> [What this task involves] Output only the lines that run from the line holding "OCR this image." to the end of the data below, including both ends, without any pictures.

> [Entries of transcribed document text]

---------------

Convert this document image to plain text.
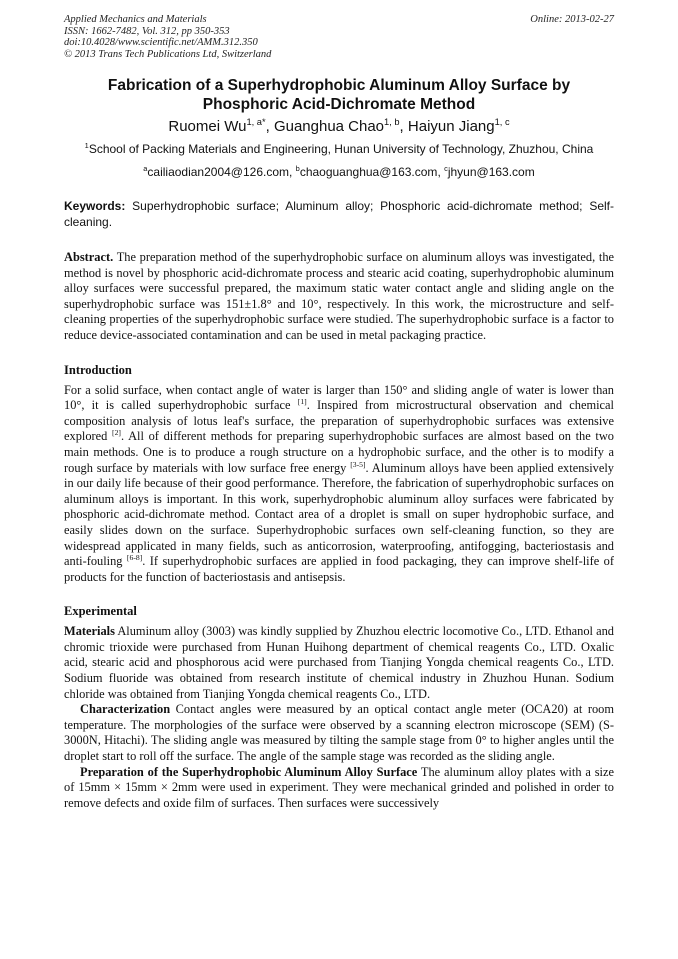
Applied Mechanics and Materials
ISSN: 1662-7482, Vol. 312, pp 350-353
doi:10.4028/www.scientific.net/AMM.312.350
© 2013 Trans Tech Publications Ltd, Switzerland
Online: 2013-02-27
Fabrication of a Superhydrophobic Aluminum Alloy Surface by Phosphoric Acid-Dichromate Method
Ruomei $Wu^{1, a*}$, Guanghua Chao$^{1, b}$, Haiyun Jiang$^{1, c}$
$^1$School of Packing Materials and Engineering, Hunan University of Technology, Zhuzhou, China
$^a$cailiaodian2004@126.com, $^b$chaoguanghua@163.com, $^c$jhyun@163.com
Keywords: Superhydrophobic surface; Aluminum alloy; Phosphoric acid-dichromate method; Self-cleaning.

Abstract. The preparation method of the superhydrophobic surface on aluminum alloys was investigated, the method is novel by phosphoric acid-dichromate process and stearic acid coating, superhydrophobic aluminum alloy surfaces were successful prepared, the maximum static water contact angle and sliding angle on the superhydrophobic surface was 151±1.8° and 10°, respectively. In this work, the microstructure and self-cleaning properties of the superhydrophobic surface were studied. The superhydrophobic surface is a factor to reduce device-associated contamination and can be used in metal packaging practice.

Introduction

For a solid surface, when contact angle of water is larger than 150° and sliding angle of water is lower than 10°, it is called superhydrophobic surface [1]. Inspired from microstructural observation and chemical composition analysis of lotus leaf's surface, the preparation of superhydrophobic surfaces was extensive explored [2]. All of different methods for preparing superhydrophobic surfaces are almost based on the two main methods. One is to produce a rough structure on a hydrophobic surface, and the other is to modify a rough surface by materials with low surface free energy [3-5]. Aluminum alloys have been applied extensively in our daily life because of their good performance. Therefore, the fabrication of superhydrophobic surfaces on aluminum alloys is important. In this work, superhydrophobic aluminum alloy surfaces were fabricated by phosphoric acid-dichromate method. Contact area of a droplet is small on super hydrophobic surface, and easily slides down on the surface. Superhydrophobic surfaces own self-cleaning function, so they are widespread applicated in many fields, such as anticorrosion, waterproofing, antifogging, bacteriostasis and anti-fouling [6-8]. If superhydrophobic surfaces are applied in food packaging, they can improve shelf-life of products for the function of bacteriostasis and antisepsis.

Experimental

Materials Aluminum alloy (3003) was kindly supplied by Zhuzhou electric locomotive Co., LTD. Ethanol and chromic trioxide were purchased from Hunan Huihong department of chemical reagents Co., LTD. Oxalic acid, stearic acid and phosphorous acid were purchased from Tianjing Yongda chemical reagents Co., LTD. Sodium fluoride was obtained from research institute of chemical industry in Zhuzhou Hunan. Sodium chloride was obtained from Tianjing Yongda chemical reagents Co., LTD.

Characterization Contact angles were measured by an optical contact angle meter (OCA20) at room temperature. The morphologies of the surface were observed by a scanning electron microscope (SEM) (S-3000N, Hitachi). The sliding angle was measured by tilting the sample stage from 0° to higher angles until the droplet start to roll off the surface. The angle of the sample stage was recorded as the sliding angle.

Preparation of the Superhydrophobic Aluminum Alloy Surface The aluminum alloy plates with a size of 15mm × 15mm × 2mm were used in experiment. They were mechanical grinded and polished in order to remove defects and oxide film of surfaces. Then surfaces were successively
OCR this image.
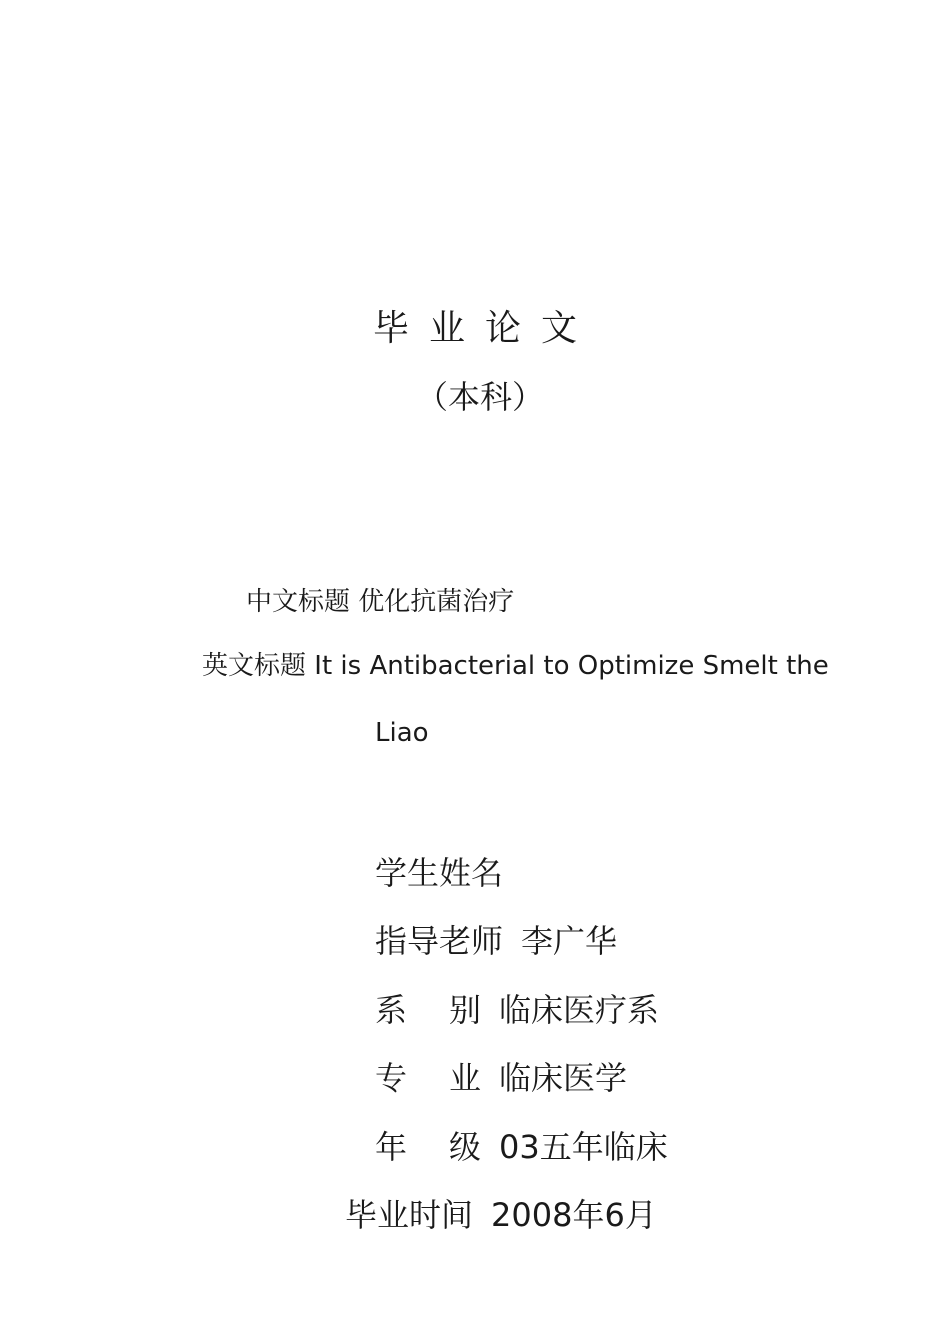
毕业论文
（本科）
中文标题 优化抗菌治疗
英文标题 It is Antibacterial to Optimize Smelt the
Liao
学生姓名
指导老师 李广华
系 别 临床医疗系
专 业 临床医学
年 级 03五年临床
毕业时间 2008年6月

---------------

> [Exercise output]
OCR this image.
毕业论文
（本科）
中文标题 优化抗菌治疗
英文标题 It is Antibacterial to Optimize Smelt the
Liao
学生姓名
指导老师 李广华
系 别 临床医疗系
专 业 临床医学
年 级 03五年临床
毕业时间 2008年6月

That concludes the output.